YOUR TASK: Filter the records below and copy every line containing the word "Braswell".

RECORDS FOR THIS TASK:
____________

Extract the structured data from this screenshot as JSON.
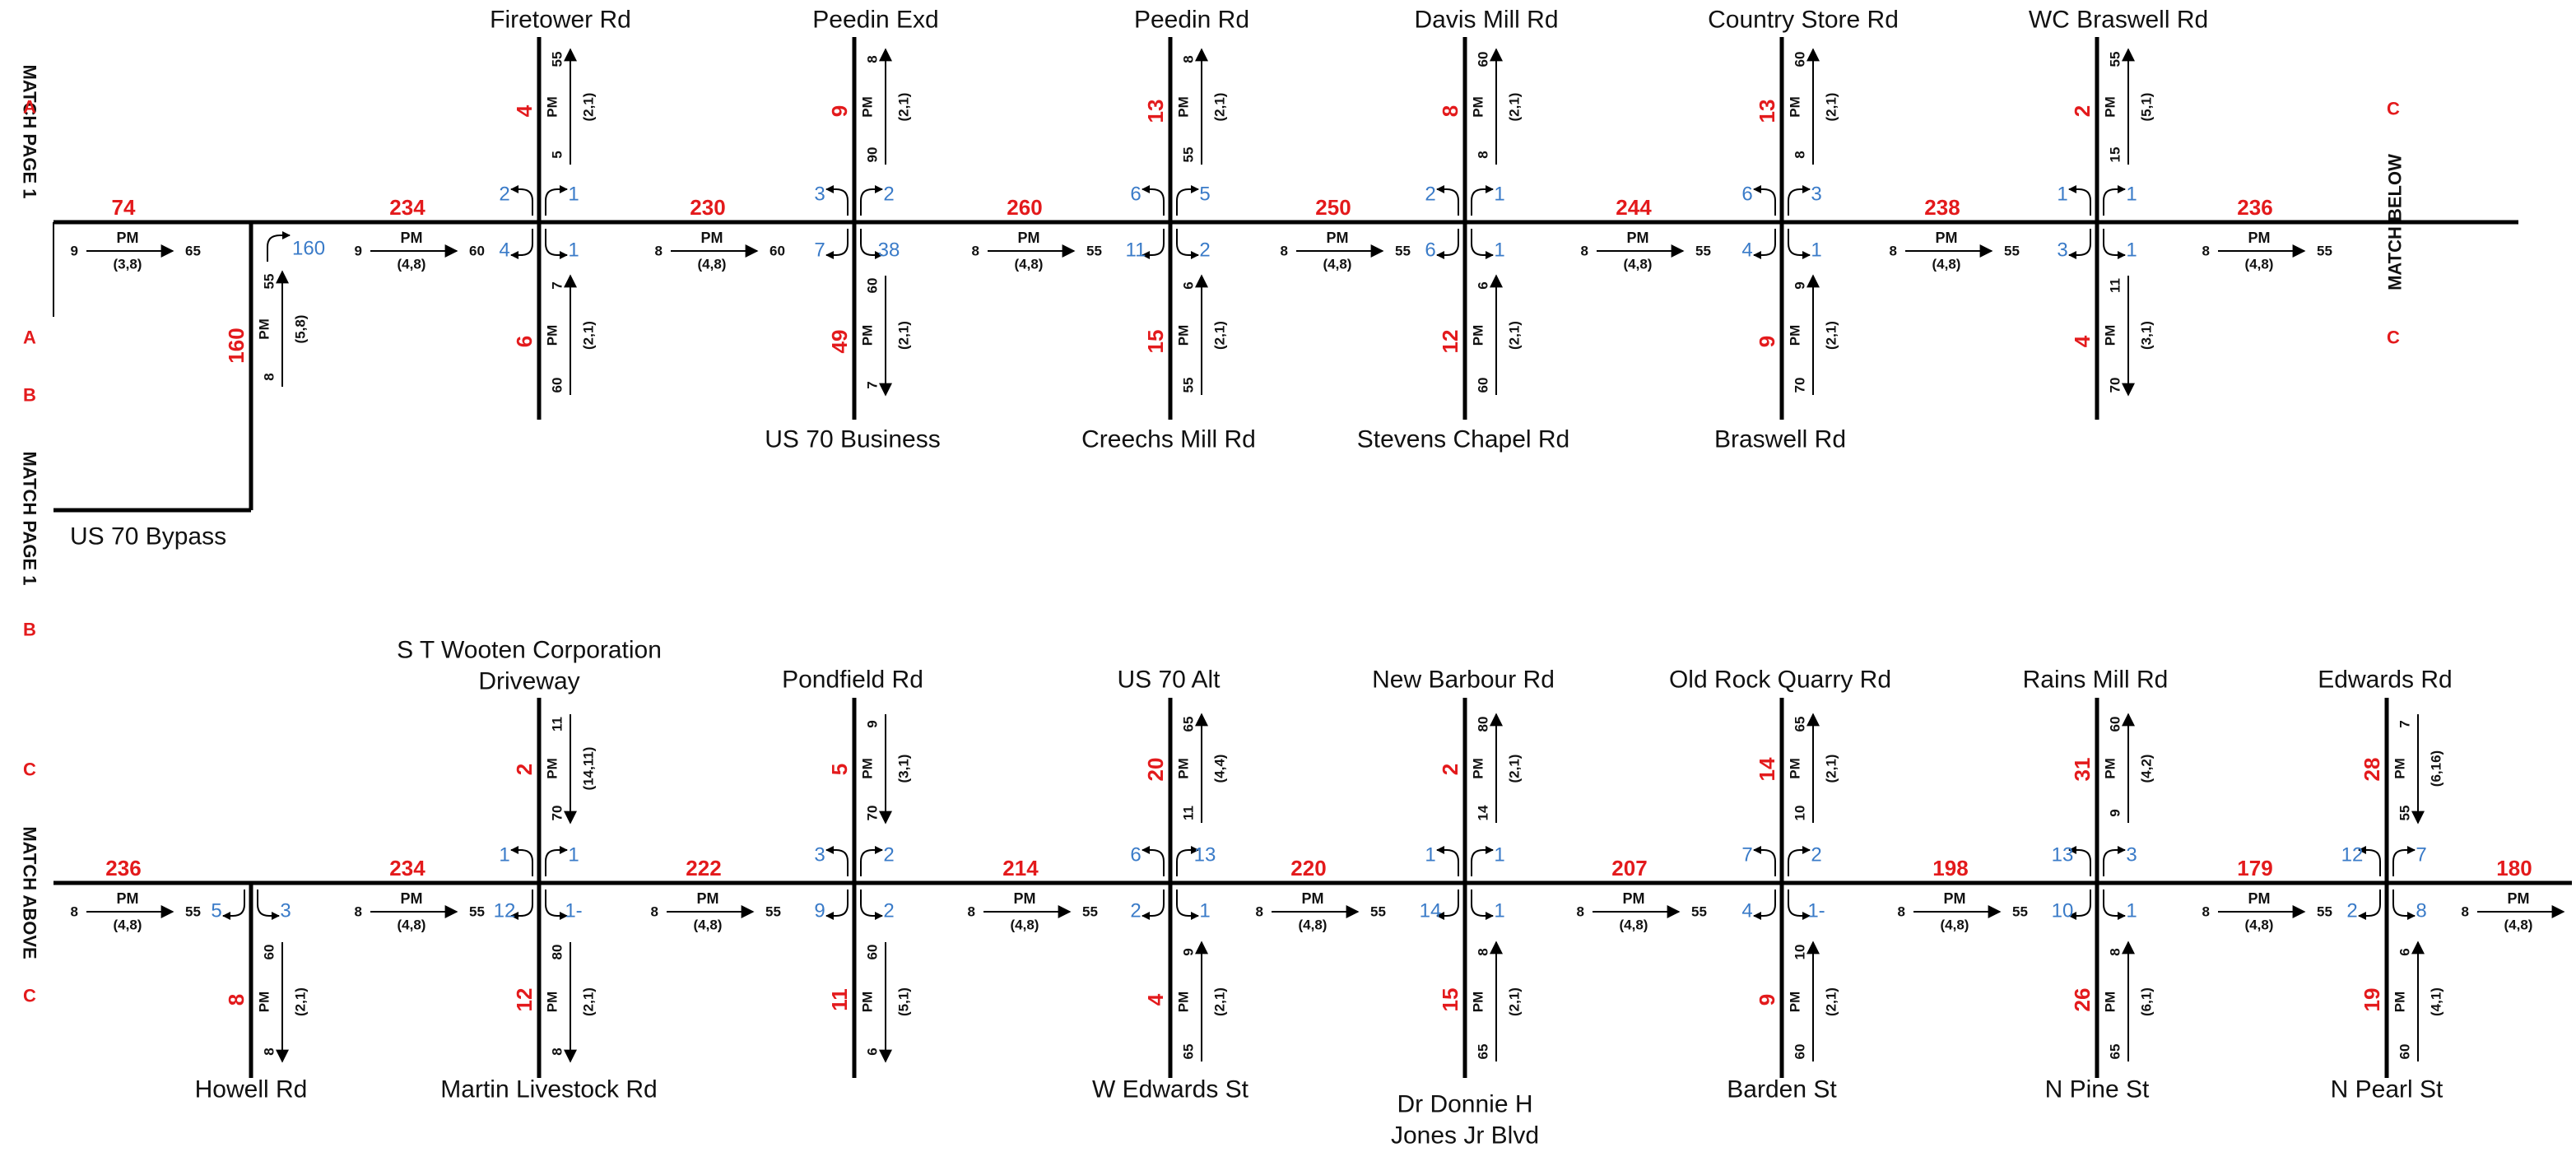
{
  "colors": {
    "line": "#000000",
    "volume": "#e31a1c",
    "turn": "#3a7bc8",
    "text": "#111111"
  },
  "match_labels": {
    "A": "A",
    "B": "B",
    "C": "C",
    "page1": "MATCH PAGE 1",
    "below": "MATCH BELOW",
    "above": "MATCH ABOVE"
  },
  "bypass": {
    "name": "US 70 Bypass",
    "volume": "160",
    "left_turn": "160",
    "pm_label": "PM",
    "top_num": "55",
    "bottom_num": "8",
    "pair": "(5,8)"
  },
  "top_links": [
    {
      "volume": "74",
      "pm_label": "PM",
      "left": "9",
      "right": "65",
      "pair": "(3,8)"
    },
    {
      "volume": "234",
      "pm_label": "PM",
      "left": "9",
      "right": "60",
      "pair": "(4,8)"
    },
    {
      "volume": "230",
      "pm_label": "PM",
      "left": "8",
      "right": "60",
      "pair": "(4,8)"
    },
    {
      "volume": "260",
      "pm_label": "PM",
      "left": "8",
      "right": "55",
      "pair": "(4,8)"
    },
    {
      "volume": "250",
      "pm_label": "PM",
      "left": "8",
      "right": "55",
      "pair": "(4,8)"
    },
    {
      "volume": "244",
      "pm_label": "PM",
      "left": "8",
      "right": "55",
      "pair": "(4,8)"
    },
    {
      "volume": "238",
      "pm_label": "PM",
      "left": "8",
      "right": "55",
      "pair": "(4,8)"
    },
    {
      "volume": "236",
      "pm_label": "PM",
      "left": "8",
      "right": "55",
      "pair": "(4,8)"
    }
  ],
  "top_intersections": [
    {
      "north": "Firetower Rd",
      "south": "",
      "north_vol": "4",
      "south_vol": "6",
      "n_a": "5",
      "n_b": "55",
      "n_pair": "(2,1)",
      "s_a": "60",
      "s_b": "7",
      "s_pair": "(2,1)",
      "t_nw": "2",
      "t_ne": "1",
      "t_sw": "4",
      "t_se": "1",
      "pm": "PM"
    },
    {
      "north": "Peedin Exd",
      "south": "US 70 Business",
      "north_vol": "9",
      "south_vol": "49",
      "n_a": "90",
      "n_b": "8",
      "n_pair": "(2,1)",
      "s_a": "7",
      "s_b": "60",
      "s_pair": "(2,1)",
      "t_nw": "3",
      "t_ne": "2",
      "t_sw": "7",
      "t_se": "38",
      "pm": "PM"
    },
    {
      "north": "Peedin Rd",
      "south": "Creechs Mill Rd",
      "north_vol": "13",
      "south_vol": "15",
      "n_a": "55",
      "n_b": "8",
      "n_pair": "(2,1)",
      "s_a": "55",
      "s_b": "6",
      "s_pair": "(2,1)",
      "t_nw": "6",
      "t_ne": "5",
      "t_sw": "11",
      "t_se": "2",
      "pm": "PM"
    },
    {
      "north": "Davis Mill Rd",
      "south": "Stevens Chapel Rd",
      "north_vol": "8",
      "south_vol": "12",
      "n_a": "8",
      "n_b": "60",
      "n_pair": "(2,1)",
      "s_a": "60",
      "s_b": "6",
      "s_pair": "(2,1)",
      "t_nw": "2",
      "t_ne": "1",
      "t_sw": "6",
      "t_se": "1",
      "pm": "PM"
    },
    {
      "north": "Country Store Rd",
      "south": "Braswell Rd",
      "north_vol": "13",
      "south_vol": "9",
      "n_a": "8",
      "n_b": "60",
      "n_pair": "(2,1)",
      "s_a": "70",
      "s_b": "9",
      "s_pair": "(2,1)",
      "t_nw": "6",
      "t_ne": "3",
      "t_sw": "4",
      "t_se": "1",
      "pm": "PM"
    },
    {
      "north": "WC Braswell Rd",
      "south": "",
      "north_vol": "2",
      "south_vol": "4",
      "n_a": "15",
      "n_b": "55",
      "n_pair": "(5,1)",
      "s_a": "70",
      "s_b": "11",
      "s_pair": "(3,1)",
      "t_nw": "1",
      "t_ne": "1",
      "t_sw": "3",
      "t_se": "1",
      "pm": "PM"
    }
  ],
  "bottom_links": [
    {
      "volume": "236",
      "pm_label": "PM",
      "left": "8",
      "right": "55",
      "pair": "(4,8)"
    },
    {
      "volume": "234",
      "pm_label": "PM",
      "left": "8",
      "right": "55",
      "pair": "(4,8)"
    },
    {
      "volume": "222",
      "pm_label": "PM",
      "left": "8",
      "right": "55",
      "pair": "(4,8)"
    },
    {
      "volume": "214",
      "pm_label": "PM",
      "left": "8",
      "right": "55",
      "pair": "(4,8)"
    },
    {
      "volume": "220",
      "pm_label": "PM",
      "left": "8",
      "right": "55",
      "pair": "(4,8)"
    },
    {
      "volume": "207",
      "pm_label": "PM",
      "left": "8",
      "right": "55",
      "pair": "(4,8)"
    },
    {
      "volume": "198",
      "pm_label": "PM",
      "left": "8",
      "right": "55",
      "pair": "(4,8)"
    },
    {
      "volume": "179",
      "pm_label": "PM",
      "left": "8",
      "right": "55",
      "pair": "(4,8)"
    },
    {
      "volume": "180",
      "pm_label": "PM",
      "left": "8",
      "right": "55",
      "pair": "(4,8)"
    }
  ],
  "bottom_intersections": [
    {
      "north": "",
      "south": "Howell Rd",
      "north_vol": "",
      "south_vol": "8",
      "n_a": "",
      "n_b": "",
      "n_pair": "",
      "s_a": "8",
      "s_b": "60",
      "s_pair": "(2,1)",
      "t_nw": "",
      "t_ne": "",
      "t_sw": "5",
      "t_se": "3",
      "pm": "PM"
    },
    {
      "north": "S T Wooten Corporation Driveway",
      "south": "Martin Livestock Rd",
      "north_vol": "2",
      "south_vol": "12",
      "n_a": "70",
      "n_b": "11",
      "n_pair": "(14,11)",
      "s_a": "8",
      "s_b": "80",
      "s_pair": "(2,1)",
      "t_nw": "1",
      "t_ne": "1",
      "t_sw": "12",
      "t_se": "1-",
      "pm": "PM"
    },
    {
      "north": "Pondfield Rd",
      "south": "",
      "north_vol": "5",
      "south_vol": "11",
      "n_a": "70",
      "n_b": "9",
      "n_pair": "(3,1)",
      "s_a": "6",
      "s_b": "60",
      "s_pair": "(5,1)",
      "t_nw": "3",
      "t_ne": "2",
      "t_sw": "9",
      "t_se": "2",
      "pm": "PM"
    },
    {
      "north": "US 70 Alt",
      "south": "W Edwards St",
      "north_vol": "20",
      "south_vol": "4",
      "n_a": "11",
      "n_b": "65",
      "n_pair": "(4,4)",
      "s_a": "65",
      "s_b": "9",
      "s_pair": "(2,1)",
      "t_nw": "6",
      "t_ne": "13",
      "t_sw": "2",
      "t_se": "1",
      "pm": "PM"
    },
    {
      "north": "New Barbour Rd",
      "south": "Dr Donnie H Jones Jr Blvd",
      "north_vol": "2",
      "south_vol": "15",
      "n_a": "14",
      "n_b": "80",
      "n_pair": "(2,1)",
      "s_a": "65",
      "s_b": "8",
      "s_pair": "(2,1)",
      "t_nw": "1",
      "t_ne": "1",
      "t_sw": "14",
      "t_se": "1",
      "pm": "PM"
    },
    {
      "north": "Old Rock Quarry Rd",
      "south": "Barden St",
      "north_vol": "14",
      "south_vol": "9",
      "n_a": "10",
      "n_b": "65",
      "n_pair": "(2,1)",
      "s_a": "60",
      "s_b": "10",
      "s_pair": "(2,1)",
      "t_nw": "7",
      "t_ne": "2",
      "t_sw": "4",
      "t_se": "1-",
      "pm": "PM"
    },
    {
      "north": "Rains Mill Rd",
      "south": "N Pine St",
      "north_vol": "31",
      "south_vol": "26",
      "n_a": "9",
      "n_b": "60",
      "n_pair": "(4,2)",
      "s_a": "65",
      "s_b": "8",
      "s_pair": "(6,1)",
      "t_nw": "13",
      "t_ne": "3",
      "t_sw": "10",
      "t_se": "1",
      "pm": "PM"
    },
    {
      "north": "Edwards Rd",
      "south": "N Pearl St",
      "north_vol": "28",
      "south_vol": "19",
      "n_a": "55",
      "n_b": "7",
      "n_pair": "(6,16)",
      "s_a": "60",
      "s_b": "6",
      "s_pair": "(4,1)",
      "t_nw": "12",
      "t_ne": "7",
      "t_sw": "2",
      "t_se": "8",
      "pm": "PM"
    }
  ]
}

____________

THE ANSWER:
      "south": "Braswell Rd",
      "north": "WC Braswell Rd",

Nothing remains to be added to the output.